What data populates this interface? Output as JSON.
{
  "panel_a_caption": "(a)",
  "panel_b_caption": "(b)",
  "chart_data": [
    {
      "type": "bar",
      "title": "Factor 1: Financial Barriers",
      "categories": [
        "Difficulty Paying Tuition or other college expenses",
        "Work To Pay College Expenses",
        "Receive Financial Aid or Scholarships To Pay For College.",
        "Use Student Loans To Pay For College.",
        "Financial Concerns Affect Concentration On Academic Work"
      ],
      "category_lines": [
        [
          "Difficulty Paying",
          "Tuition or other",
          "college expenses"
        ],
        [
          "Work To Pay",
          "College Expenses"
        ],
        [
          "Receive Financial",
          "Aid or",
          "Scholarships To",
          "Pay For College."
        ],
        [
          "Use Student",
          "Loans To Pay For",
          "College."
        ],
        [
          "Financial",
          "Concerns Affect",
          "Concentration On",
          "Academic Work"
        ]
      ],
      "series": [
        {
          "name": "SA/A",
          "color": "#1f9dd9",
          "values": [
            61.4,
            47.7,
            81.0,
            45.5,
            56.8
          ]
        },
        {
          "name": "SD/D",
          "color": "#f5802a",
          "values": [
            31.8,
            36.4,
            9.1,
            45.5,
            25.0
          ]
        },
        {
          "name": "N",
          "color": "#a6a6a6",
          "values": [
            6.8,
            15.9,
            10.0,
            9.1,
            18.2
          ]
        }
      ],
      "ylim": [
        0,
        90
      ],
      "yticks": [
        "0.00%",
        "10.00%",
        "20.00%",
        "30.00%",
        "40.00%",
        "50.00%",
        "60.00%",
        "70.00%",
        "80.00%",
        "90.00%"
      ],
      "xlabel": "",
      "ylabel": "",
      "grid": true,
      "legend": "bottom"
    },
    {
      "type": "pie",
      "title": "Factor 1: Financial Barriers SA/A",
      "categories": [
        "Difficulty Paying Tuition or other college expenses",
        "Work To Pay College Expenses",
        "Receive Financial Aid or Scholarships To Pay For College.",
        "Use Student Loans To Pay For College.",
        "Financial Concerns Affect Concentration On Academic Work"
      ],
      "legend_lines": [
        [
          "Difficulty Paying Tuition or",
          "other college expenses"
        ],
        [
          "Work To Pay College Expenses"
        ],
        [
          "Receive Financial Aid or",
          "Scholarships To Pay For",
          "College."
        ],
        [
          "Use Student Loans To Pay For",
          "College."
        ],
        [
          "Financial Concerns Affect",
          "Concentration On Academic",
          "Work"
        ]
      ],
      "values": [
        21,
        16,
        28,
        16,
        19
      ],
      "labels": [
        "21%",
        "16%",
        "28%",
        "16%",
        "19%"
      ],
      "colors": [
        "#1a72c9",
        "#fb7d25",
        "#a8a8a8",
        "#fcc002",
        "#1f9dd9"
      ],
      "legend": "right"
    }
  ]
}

▶ **Task statement**: Locate all lines holding the word "Tuition", then copy them out.

▶ **Written response**:
        "Difficulty Paying Tuition or other college expenses",
          "Tuition or other",
        "Difficulty Paying Tuition or other college expenses",
          "Difficulty Paying Tuition or",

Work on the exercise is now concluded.